▸ What the task asks
Repeat the full listing, word for word.

▸ Items

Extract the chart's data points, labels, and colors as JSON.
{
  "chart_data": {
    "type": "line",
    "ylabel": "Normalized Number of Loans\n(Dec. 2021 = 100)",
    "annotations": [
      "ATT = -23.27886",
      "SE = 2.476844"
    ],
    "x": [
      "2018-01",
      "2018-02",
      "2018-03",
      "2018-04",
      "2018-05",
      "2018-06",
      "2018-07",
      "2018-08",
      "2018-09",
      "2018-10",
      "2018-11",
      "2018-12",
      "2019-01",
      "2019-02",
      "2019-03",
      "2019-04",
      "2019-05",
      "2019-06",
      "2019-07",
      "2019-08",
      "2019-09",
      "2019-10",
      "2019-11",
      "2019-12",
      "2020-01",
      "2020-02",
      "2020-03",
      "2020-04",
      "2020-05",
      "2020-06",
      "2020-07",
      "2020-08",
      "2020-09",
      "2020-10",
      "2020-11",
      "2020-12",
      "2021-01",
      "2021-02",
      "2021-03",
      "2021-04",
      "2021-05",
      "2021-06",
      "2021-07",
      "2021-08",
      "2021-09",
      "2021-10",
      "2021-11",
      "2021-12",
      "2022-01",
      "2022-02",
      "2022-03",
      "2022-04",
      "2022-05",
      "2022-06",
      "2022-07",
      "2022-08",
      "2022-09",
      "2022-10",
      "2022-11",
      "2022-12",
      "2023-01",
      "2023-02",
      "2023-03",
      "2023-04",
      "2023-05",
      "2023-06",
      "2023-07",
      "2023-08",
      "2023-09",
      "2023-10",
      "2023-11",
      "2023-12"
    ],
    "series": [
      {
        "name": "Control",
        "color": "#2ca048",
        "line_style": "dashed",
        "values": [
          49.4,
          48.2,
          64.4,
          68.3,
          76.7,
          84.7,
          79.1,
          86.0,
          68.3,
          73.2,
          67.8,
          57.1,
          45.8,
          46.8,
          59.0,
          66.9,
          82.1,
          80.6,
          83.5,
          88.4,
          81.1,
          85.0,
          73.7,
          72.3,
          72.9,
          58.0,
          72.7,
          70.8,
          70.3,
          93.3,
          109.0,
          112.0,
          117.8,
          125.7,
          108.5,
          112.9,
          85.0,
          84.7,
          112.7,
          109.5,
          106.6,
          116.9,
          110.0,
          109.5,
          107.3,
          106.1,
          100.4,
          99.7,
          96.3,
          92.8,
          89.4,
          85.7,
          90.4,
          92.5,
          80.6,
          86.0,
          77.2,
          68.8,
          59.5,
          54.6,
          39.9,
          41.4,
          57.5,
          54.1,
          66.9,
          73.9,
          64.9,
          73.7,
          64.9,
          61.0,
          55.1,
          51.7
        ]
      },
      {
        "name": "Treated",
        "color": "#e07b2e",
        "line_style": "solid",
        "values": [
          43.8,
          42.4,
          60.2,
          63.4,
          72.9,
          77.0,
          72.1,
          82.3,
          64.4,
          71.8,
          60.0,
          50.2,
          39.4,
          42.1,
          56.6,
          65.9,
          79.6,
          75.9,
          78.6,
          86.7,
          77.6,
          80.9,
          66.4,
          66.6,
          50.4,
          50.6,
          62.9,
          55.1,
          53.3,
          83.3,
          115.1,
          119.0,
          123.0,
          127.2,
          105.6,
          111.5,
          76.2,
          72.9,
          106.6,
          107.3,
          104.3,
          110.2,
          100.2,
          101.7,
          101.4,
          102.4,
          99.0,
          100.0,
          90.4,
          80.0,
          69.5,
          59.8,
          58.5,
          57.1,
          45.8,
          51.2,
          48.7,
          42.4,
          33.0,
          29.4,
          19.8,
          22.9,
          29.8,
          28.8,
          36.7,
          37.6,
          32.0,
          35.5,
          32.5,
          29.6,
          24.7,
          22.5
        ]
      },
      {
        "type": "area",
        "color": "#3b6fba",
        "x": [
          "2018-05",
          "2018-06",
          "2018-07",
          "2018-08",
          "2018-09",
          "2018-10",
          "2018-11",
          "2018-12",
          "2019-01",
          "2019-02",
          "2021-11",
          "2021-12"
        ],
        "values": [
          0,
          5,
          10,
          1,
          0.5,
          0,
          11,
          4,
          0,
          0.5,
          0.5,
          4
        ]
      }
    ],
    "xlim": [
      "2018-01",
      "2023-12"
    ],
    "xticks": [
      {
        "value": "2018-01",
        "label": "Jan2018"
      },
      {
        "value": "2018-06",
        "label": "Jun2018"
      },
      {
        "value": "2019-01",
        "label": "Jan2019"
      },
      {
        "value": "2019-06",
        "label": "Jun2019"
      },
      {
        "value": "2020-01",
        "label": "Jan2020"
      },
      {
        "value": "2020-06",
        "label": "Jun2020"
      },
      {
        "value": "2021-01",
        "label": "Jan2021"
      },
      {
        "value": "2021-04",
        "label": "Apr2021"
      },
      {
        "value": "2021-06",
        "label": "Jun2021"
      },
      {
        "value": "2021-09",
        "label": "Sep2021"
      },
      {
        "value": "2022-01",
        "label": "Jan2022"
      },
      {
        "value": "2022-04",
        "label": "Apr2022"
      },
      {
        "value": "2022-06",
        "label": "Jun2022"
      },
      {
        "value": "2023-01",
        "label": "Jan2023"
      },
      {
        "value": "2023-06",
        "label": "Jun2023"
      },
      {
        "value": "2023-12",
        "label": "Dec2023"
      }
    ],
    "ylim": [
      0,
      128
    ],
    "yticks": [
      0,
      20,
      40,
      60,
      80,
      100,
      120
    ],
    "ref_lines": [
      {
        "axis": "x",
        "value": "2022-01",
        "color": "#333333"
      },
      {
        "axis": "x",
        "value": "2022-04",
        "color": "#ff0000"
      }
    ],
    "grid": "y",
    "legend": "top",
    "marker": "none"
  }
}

▸ Result
Extract the chart's data points, labels, and colors as JSON.
{
  "chart_data": {
    "type": "line",
    "ylabel": "Normalized Number of Loans\n(Dec. 2021 = 100)",
    "annotations": [
      "ATT = -23.27886",
      "SE = 2.476844"
    ],
    "x": [
      "2018-01",
      "2018-02",
      "2018-03",
      "2018-04",
      "2018-05",
      "2018-06",
      "2018-07",
      "2018-08",
      "2018-09",
      "2018-10",
      "2018-11",
      "2018-12",
      "2019-01",
      "2019-02",
      "2019-03",
      "2019-04",
      "2019-05",
      "2019-06",
      "2019-07",
      "2019-08",
      "2019-09",
      "2019-10",
      "2019-11",
      "2019-12",
      "2020-01",
      "2020-02",
      "2020-03",
      "2020-04",
      "2020-05",
      "2020-06",
      "2020-07",
      "2020-08",
      "2020-09",
      "2020-10",
      "2020-11",
      "2020-12",
      "2021-01",
      "2021-02",
      "2021-03",
      "2021-04",
      "2021-05",
      "2021-06",
      "2021-07",
      "2021-08",
      "2021-09",
      "2021-10",
      "2021-11",
      "2021-12",
      "2022-01",
      "2022-02",
      "2022-03",
      "2022-04",
      "2022-05",
      "2022-06",
      "2022-07",
      "2022-08",
      "2022-09",
      "2022-10",
      "2022-11",
      "2022-12",
      "2023-01",
      "2023-02",
      "2023-03",
      "2023-04",
      "2023-05",
      "2023-06",
      "2023-07",
      "2023-08",
      "2023-09",
      "2023-10",
      "2023-11",
      "2023-12"
    ],
    "series": [
      {
        "name": "Control",
        "color": "#2ca048",
        "line_style": "dashed",
        "values": [
          49.4,
          48.2,
          64.4,
          68.3,
          76.7,
          84.7,
          79.1,
          86.0,
          68.3,
          73.2,
          67.8,
          57.1,
          45.8,
          46.8,
          59.0,
          66.9,
          82.1,
          80.6,
          83.5,
          88.4,
          81.1,
          85.0,
          73.7,
          72.3,
          72.9,
          58.0,
          72.7,
          70.8,
          70.3,
          93.3,
          109.0,
          112.0,
          117.8,
          125.7,
          108.5,
          112.9,
          85.0,
          84.7,
          112.7,
          109.5,
          106.6,
          116.9,
          110.0,
          109.5,
          107.3,
          106.1,
          100.4,
          99.7,
          96.3,
          92.8,
          89.4,
          85.7,
          90.4,
          92.5,
          80.6,
          86.0,
          77.2,
          68.8,
          59.5,
          54.6,
          39.9,
          41.4,
          57.5,
          54.1,
          66.9,
          73.9,
          64.9,
          73.7,
          64.9,
          61.0,
          55.1,
          51.7
        ]
      },
      {
        "name": "Treated",
        "color": "#e07b2e",
        "line_style": "solid",
        "values": [
          43.8,
          42.4,
          60.2,
          63.4,
          72.9,
          77.0,
          72.1,
          82.3,
          64.4,
          71.8,
          60.0,
          50.2,
          39.4,
          42.1,
          56.6,
          65.9,
          79.6,
          75.9,
          78.6,
          86.7,
          77.6,
          80.9,
          66.4,
          66.6,
          50.4,
          50.6,
          62.9,
          55.1,
          53.3,
          83.3,
          115.1,
          119.0,
          123.0,
          127.2,
          105.6,
          111.5,
          76.2,
          72.9,
          106.6,
          107.3,
          104.3,
          110.2,
          100.2,
          101.7,
          101.4,
          102.4,
          99.0,
          100.0,
          90.4,
          80.0,
          69.5,
          59.8,
          58.5,
          57.1,
          45.8,
          51.2,
          48.7,
          42.4,
          33.0,
          29.4,
          19.8,
          22.9,
          29.8,
          28.8,
          36.7,
          37.6,
          32.0,
          35.5,
          32.5,
          29.6,
          24.7,
          22.5
        ]
      },
      {
        "type": "area",
        "color": "#3b6fba",
        "x": [
          "2018-05",
          "2018-06",
          "2018-07",
          "2018-08",
          "2018-09",
          "2018-10",
          "2018-11",
          "2018-12",
          "2019-01",
          "2019-02",
          "2021-11",
          "2021-12"
        ],
        "values": [
          0,
          5,
          10,
          1,
          0.5,
          0,
          11,
          4,
          0,
          0.5,
          0.5,
          4
        ]
      }
    ],
    "xlim": [
      "2018-01",
      "2023-12"
    ],
    "xticks": [
      {
        "value": "2018-01",
        "label": "Jan2018"
      },
      {
        "value": "2018-06",
        "label": "Jun2018"
      },
      {
        "value": "2019-01",
        "label": "Jan2019"
      },
      {
        "value": "2019-06",
        "label": "Jun2019"
      },
      {
        "value": "2020-01",
        "label": "Jan2020"
      },
      {
        "value": "2020-06",
        "label": "Jun2020"
      },
      {
        "value": "2021-01",
        "label": "Jan2021"
      },
      {
        "value": "2021-04",
        "label": "Apr2021"
      },
      {
        "value": "2021-06",
        "label": "Jun2021"
      },
      {
        "value": "2021-09",
        "label": "Sep2021"
      },
      {
        "value": "2022-01",
        "label": "Jan2022"
      },
      {
        "value": "2022-04",
        "label": "Apr2022"
      },
      {
        "value": "2022-06",
        "label": "Jun2022"
      },
      {
        "value": "2023-01",
        "label": "Jan2023"
      },
      {
        "value": "2023-06",
        "label": "Jun2023"
      },
      {
        "value": "2023-12",
        "label": "Dec2023"
      }
    ],
    "ylim": [
      0,
      128
    ],
    "yticks": [
      0,
      20,
      40,
      60,
      80,
      100,
      120
    ],
    "ref_lines": [
      {
        "axis": "x",
        "value": "2022-01",
        "color": "#333333"
      },
      {
        "axis": "x",
        "value": "2022-04",
        "color": "#ff0000"
      }
    ],
    "grid": "y",
    "legend": "top",
    "marker": "none"
  }
}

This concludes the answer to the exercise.